Task objective:
Out of the lines below, please list those that hold the string "металлов".

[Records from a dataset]
==============================
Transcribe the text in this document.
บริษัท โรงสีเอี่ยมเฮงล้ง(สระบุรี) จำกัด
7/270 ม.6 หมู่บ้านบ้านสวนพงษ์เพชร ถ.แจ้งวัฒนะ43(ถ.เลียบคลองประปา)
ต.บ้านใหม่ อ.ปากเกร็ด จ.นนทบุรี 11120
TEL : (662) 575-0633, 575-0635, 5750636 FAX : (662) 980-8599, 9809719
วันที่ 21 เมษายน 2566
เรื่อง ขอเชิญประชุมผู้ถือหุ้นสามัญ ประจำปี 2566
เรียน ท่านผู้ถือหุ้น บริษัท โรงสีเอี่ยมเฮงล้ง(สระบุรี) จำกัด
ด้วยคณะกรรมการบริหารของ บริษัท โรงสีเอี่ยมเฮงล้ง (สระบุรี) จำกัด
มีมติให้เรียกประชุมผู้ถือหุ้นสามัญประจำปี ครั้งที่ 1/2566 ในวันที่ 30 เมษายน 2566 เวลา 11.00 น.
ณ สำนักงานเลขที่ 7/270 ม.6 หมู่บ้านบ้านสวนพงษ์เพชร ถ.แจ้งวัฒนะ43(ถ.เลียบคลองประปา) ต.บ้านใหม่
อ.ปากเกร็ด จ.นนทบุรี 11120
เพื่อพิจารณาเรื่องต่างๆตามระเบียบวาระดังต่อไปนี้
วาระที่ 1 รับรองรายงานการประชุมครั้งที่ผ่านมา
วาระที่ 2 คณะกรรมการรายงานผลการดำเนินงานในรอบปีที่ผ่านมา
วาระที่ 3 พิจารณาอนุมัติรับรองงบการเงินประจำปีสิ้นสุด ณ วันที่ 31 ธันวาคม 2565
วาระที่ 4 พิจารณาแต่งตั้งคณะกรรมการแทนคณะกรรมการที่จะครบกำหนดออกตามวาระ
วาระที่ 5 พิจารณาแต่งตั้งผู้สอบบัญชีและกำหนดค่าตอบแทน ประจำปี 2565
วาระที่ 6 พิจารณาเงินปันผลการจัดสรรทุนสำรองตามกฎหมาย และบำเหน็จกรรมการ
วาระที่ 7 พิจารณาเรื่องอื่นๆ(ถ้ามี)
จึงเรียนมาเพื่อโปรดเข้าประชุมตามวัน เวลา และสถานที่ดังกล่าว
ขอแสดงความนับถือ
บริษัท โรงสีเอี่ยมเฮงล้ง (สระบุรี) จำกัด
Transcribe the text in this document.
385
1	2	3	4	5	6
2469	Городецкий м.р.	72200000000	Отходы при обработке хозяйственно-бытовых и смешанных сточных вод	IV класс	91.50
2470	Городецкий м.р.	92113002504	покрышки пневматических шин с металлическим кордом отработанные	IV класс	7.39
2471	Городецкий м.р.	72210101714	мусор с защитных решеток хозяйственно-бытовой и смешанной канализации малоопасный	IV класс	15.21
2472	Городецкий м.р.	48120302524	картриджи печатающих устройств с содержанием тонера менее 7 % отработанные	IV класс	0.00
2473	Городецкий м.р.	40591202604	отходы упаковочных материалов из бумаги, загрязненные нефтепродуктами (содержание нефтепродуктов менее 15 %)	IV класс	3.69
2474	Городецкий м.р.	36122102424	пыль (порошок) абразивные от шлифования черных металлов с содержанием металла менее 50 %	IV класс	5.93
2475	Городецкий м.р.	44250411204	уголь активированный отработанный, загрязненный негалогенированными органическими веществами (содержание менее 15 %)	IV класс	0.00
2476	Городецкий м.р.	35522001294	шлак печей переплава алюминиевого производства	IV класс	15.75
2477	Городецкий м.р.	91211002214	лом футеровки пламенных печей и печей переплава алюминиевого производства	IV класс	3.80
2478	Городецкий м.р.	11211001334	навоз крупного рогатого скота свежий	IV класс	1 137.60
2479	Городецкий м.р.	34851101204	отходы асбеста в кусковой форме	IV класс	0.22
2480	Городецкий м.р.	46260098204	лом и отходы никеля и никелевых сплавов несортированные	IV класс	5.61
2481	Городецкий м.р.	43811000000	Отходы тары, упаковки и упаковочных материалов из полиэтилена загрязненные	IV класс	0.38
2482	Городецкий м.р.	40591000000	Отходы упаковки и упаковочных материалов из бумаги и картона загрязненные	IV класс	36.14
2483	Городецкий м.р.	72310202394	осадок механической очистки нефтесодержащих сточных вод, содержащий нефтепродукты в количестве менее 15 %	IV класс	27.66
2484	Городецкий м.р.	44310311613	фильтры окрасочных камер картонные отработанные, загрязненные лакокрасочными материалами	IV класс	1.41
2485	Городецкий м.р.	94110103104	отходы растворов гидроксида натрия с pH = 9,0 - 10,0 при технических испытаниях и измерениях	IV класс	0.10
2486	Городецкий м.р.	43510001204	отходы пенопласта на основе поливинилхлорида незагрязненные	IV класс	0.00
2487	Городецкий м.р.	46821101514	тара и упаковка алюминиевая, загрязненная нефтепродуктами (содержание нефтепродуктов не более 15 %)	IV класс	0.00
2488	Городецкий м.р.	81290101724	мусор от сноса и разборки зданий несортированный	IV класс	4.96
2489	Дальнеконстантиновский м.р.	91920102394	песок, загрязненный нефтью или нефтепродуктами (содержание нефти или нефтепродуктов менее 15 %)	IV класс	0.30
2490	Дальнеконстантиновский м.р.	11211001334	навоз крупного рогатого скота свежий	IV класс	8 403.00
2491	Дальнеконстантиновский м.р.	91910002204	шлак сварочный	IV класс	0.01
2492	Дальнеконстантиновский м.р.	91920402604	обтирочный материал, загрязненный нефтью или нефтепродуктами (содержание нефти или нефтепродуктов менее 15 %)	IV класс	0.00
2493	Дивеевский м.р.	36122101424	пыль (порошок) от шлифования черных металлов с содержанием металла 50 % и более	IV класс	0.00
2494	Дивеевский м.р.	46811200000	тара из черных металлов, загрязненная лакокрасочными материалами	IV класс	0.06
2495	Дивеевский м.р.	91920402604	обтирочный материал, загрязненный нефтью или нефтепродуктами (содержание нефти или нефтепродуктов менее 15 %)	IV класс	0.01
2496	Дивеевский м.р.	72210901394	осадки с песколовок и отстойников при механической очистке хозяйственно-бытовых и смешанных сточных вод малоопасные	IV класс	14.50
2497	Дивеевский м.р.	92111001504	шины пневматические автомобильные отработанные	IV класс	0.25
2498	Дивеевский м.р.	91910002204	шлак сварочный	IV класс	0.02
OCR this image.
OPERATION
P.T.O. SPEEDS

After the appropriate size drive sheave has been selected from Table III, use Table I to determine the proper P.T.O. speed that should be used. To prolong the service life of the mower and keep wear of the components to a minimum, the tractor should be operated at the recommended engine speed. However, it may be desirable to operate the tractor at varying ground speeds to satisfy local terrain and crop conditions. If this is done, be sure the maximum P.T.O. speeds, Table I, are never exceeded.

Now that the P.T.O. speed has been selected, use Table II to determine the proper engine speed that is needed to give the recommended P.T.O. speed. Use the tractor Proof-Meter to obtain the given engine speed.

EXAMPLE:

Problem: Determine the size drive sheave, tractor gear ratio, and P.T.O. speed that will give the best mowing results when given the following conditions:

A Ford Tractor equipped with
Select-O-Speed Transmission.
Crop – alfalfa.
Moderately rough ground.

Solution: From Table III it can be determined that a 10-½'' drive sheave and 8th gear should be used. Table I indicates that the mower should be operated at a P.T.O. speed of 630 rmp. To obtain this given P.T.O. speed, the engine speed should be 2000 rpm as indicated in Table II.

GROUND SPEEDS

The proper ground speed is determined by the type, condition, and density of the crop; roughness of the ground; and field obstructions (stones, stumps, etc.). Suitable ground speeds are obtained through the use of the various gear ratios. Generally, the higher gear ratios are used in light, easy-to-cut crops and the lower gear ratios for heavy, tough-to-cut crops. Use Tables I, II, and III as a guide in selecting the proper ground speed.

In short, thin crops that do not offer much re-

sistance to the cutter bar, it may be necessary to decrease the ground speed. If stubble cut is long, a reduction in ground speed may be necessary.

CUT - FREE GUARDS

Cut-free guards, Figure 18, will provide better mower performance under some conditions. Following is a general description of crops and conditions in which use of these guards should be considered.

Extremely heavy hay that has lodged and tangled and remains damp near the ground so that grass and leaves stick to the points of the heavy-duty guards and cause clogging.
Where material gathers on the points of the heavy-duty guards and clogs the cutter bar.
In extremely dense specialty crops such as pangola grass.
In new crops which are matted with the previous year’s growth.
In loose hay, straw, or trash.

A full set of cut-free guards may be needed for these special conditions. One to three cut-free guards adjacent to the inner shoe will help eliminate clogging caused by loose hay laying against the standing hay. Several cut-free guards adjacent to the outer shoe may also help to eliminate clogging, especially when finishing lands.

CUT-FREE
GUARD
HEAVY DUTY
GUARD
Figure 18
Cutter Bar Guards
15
==============================
Response:
2474	Городецкий м.р.	36122102424	пыль (порошок) абразивные от шлифования черных металлов с содержанием металла менее 50 %	IV класс	5.93
2493	Дивеевский м.р.	36122101424	пыль (порошок) от шлифования черных металлов с содержанием металла 50 % и более	IV класс	0.00
2494	Дивеевский м.р.	46811200000	тара из черных металлов, загрязненная лакокрасочными материалами	IV класс	0.06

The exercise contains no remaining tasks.